--- RECORD EXCERPTS ---

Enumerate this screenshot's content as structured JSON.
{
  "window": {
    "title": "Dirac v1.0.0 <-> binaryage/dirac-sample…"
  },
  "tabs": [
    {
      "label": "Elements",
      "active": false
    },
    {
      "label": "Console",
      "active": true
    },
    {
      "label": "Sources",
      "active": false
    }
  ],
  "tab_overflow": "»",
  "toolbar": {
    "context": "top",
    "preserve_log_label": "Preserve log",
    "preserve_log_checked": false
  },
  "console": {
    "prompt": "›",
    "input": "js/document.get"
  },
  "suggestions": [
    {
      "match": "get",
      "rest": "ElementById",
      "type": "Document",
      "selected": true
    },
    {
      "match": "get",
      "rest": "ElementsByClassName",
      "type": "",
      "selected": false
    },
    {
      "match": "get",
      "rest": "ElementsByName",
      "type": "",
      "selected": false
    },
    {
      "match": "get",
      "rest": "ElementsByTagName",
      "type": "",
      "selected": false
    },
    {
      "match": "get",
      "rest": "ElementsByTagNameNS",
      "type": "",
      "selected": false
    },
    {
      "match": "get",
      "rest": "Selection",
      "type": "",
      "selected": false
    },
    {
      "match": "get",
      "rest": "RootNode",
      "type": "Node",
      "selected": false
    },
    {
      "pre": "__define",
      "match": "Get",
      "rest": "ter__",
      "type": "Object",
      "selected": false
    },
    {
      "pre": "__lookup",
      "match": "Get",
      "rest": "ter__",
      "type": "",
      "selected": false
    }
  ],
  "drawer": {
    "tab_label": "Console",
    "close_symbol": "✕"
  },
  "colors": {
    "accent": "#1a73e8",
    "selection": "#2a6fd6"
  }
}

---

→ **THE EXERCISE**: Read the entries and pick out all lines that include the word "rest".

→ **SOLVED PROBLEM**:
      "rest": "ElementById",
      "rest": "ElementsByClassName",
      "rest": "ElementsByName",
      "rest": "ElementsByTagName",
      "rest": "ElementsByTagNameNS",
      "rest": "Selection",
      "rest": "RootNode",
      "rest": "ter__",
      "rest": "ter__",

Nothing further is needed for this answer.